## STATED PROBLEM:
Track down every line below that holds "name" and copy it.

:: PROVIDED MATERIAL ::

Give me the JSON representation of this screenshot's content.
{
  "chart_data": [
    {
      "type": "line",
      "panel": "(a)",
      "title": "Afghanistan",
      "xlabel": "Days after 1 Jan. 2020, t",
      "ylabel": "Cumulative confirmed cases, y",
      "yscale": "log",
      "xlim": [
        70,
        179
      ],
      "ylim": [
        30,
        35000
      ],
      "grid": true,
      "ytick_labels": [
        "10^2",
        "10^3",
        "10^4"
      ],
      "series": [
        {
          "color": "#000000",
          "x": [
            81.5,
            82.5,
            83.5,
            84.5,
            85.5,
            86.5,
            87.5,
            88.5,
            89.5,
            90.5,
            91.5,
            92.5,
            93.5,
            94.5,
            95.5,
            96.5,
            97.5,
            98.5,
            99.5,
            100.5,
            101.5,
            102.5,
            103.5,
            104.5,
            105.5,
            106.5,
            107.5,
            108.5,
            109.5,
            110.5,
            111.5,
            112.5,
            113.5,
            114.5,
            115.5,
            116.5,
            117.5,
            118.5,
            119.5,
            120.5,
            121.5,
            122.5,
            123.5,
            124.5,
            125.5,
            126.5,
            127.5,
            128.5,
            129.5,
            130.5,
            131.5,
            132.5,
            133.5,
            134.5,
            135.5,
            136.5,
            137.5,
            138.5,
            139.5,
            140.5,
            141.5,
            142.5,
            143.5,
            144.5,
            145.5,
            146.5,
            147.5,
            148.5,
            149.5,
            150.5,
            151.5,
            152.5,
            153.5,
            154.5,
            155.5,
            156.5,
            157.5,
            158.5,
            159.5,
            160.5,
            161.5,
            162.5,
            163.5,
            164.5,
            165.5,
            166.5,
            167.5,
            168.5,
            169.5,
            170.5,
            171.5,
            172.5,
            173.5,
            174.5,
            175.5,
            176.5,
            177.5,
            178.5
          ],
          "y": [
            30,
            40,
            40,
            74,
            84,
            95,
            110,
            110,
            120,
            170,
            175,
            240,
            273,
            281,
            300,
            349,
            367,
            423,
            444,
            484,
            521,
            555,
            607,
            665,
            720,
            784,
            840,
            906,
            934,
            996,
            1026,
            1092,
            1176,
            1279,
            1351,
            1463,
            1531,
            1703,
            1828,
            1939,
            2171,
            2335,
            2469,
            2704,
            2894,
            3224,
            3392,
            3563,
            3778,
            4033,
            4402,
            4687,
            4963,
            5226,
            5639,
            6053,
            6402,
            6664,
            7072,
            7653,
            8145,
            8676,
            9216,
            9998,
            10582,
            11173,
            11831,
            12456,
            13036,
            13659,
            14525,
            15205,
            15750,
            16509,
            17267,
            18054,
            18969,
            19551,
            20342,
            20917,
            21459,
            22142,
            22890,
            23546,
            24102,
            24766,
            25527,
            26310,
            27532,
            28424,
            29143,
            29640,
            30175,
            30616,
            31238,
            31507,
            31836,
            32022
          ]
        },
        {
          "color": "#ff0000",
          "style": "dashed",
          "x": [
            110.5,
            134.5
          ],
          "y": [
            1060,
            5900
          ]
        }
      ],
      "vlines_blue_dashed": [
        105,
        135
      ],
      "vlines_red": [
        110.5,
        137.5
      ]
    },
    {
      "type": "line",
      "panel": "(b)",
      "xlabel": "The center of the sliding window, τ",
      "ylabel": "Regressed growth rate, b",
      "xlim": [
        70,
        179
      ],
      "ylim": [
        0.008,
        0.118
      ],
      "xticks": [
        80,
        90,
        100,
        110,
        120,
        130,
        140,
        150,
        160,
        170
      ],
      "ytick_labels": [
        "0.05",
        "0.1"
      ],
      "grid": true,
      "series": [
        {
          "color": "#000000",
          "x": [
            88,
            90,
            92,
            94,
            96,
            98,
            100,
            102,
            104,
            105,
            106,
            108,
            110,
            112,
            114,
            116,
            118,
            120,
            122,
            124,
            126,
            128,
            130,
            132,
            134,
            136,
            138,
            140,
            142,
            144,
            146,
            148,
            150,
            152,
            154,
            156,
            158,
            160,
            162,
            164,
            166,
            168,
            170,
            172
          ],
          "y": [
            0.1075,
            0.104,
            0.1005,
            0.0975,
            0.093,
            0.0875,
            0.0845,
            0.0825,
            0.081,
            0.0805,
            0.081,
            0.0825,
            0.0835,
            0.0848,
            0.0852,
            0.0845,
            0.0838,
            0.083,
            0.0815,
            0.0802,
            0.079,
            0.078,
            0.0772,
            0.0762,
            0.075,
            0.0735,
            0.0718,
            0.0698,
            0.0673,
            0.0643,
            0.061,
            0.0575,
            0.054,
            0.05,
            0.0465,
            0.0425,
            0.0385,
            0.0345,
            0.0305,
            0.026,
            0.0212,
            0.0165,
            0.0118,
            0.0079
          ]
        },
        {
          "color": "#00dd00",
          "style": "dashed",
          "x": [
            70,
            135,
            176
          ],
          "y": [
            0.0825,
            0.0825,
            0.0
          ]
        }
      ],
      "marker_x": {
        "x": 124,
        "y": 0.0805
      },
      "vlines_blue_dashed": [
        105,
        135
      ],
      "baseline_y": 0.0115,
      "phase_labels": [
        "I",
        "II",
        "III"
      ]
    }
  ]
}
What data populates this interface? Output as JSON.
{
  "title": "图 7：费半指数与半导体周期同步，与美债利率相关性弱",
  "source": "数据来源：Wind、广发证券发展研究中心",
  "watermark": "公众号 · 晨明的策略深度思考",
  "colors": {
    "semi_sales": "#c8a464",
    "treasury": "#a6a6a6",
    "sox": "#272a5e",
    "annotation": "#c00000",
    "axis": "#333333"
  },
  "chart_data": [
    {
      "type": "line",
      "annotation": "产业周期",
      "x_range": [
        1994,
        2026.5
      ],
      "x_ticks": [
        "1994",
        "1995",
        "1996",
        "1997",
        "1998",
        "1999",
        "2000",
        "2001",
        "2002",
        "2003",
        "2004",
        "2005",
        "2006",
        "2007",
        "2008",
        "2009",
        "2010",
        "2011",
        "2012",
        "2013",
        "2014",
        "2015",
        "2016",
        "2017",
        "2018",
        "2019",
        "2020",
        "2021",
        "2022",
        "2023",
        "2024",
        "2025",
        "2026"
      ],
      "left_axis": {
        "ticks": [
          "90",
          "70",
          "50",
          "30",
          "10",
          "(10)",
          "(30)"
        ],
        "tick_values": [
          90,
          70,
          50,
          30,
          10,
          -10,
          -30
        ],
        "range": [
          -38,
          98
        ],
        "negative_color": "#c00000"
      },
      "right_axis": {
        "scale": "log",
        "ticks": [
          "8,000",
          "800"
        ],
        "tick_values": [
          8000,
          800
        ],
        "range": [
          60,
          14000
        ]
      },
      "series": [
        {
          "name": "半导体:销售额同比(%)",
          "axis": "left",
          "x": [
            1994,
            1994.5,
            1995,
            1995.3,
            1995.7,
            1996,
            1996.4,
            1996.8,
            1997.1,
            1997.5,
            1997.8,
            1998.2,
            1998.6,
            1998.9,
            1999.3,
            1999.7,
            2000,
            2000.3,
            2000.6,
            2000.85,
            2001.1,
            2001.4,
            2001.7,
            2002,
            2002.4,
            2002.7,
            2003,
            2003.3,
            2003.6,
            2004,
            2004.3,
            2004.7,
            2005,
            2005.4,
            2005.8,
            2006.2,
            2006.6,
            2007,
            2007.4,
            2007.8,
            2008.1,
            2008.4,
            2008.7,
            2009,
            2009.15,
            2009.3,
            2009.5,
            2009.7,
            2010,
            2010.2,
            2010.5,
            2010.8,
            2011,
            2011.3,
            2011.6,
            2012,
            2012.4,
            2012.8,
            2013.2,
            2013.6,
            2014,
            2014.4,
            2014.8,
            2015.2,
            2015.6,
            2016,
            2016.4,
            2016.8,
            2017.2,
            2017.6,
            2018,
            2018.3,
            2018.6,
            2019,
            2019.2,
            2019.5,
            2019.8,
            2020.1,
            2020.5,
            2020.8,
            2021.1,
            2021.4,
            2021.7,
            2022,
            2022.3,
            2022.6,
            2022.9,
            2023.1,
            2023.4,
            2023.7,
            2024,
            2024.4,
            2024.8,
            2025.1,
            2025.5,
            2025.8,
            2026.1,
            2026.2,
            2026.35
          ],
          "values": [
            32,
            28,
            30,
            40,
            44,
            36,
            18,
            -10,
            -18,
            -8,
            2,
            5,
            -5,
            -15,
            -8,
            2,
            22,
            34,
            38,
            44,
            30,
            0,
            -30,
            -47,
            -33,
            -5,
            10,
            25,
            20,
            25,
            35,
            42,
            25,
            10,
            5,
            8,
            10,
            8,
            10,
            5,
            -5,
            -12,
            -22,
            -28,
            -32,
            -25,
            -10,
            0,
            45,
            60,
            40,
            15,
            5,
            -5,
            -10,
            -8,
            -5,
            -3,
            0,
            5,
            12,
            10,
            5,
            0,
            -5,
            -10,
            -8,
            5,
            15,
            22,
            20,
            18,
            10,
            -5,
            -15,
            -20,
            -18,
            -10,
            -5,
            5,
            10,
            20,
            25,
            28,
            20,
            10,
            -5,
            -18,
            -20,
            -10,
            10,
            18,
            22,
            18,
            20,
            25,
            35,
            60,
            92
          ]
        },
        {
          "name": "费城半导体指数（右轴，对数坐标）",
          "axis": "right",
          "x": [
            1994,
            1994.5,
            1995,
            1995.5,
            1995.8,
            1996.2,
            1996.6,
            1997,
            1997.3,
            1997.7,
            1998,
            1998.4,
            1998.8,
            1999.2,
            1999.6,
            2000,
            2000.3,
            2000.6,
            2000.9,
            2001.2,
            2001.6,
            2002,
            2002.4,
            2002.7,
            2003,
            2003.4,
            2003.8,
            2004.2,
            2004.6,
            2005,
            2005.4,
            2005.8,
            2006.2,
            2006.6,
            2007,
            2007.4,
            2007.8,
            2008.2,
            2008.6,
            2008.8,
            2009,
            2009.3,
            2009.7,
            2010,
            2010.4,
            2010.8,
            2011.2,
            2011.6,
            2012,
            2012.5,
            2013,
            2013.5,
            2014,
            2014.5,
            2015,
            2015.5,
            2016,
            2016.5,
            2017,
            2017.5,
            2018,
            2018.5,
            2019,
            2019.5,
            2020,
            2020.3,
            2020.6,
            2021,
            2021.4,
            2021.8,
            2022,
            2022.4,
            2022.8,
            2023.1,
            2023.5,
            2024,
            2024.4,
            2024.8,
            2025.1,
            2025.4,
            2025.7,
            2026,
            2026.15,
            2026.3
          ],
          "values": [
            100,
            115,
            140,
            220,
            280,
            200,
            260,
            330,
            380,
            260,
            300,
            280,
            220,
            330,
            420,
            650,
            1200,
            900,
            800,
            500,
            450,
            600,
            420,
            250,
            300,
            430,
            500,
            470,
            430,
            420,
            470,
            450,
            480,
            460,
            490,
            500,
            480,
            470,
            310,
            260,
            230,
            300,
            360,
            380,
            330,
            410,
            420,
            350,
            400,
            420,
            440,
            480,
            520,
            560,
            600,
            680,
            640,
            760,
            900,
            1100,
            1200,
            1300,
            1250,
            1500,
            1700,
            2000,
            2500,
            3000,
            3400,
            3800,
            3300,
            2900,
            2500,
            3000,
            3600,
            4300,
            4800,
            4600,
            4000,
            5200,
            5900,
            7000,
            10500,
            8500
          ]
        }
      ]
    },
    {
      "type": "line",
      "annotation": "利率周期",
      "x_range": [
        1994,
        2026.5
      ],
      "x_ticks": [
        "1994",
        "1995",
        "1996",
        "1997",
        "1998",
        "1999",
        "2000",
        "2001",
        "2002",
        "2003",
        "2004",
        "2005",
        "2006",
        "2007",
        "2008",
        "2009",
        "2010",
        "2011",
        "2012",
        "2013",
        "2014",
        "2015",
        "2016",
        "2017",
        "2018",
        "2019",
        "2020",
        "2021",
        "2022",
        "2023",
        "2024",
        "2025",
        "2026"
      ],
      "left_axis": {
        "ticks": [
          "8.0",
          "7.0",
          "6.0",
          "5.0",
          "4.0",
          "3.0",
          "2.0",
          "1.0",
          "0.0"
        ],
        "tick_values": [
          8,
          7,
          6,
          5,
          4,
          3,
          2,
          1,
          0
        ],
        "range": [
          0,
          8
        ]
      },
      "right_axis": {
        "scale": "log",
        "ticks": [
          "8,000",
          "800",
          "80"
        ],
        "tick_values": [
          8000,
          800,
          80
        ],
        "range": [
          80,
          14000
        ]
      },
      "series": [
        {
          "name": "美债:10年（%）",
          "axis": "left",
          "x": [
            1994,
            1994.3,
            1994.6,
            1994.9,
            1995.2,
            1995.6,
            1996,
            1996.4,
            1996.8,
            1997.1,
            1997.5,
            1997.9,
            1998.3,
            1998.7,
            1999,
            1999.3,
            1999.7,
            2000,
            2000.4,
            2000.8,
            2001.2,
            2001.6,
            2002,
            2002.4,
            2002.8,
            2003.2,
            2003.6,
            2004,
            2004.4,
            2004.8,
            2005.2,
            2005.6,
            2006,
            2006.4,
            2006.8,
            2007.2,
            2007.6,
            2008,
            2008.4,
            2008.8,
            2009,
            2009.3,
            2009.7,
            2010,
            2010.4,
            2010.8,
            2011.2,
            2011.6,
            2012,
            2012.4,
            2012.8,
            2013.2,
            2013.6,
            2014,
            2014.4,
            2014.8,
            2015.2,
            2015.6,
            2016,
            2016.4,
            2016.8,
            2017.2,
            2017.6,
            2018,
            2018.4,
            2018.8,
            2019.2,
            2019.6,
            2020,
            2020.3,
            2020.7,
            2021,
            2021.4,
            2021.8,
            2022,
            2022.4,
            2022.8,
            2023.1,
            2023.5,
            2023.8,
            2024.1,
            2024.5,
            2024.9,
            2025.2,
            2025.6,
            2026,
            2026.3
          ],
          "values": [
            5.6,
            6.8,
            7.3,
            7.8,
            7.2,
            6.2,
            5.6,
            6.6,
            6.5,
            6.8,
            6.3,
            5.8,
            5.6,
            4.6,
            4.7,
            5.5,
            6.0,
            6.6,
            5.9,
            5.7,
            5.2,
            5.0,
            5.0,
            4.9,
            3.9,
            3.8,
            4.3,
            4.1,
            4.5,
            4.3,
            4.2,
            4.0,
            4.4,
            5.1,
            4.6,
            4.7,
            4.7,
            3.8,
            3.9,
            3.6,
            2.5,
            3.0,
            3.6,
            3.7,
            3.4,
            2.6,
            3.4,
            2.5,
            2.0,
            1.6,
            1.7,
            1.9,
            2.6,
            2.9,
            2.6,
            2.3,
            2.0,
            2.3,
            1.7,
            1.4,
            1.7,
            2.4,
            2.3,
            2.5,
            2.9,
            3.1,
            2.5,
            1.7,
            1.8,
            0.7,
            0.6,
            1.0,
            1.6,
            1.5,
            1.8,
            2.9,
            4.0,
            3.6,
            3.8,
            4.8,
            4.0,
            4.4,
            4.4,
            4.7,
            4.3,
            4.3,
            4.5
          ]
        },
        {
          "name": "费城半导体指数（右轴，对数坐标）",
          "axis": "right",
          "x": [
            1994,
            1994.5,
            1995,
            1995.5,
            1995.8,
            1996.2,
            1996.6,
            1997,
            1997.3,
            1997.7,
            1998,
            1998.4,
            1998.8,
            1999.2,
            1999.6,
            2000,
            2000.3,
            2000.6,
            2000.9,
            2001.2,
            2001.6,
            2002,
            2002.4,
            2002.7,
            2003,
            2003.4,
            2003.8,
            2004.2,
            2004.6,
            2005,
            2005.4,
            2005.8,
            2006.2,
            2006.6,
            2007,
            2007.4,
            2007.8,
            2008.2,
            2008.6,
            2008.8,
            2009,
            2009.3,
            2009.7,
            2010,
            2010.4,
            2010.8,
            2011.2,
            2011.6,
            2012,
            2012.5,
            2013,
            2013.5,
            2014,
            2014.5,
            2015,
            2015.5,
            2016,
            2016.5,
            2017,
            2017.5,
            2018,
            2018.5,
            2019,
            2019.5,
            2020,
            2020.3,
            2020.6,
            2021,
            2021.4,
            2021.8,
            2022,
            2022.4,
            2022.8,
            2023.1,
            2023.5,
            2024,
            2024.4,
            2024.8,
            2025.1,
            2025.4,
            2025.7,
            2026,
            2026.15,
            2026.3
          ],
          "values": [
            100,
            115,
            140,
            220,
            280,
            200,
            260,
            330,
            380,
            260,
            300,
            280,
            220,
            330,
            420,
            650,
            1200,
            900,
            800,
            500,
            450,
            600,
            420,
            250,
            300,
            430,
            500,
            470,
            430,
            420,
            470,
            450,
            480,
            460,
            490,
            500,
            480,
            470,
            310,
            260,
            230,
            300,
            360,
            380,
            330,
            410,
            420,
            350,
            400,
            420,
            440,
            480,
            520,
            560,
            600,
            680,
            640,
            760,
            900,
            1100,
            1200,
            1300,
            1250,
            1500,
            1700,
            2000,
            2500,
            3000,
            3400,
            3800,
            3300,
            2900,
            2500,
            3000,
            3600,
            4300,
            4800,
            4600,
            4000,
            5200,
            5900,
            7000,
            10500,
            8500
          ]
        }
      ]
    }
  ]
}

:::

## ANSWER FOR THIS EXERCISE:
          "name": "半导体:销售额同比(%)",
          "name": "费城半导体指数（右轴，对数坐标）",
          "name": "美债:10年（%）",
          "name": "费城半导体指数（右轴，对数坐标）",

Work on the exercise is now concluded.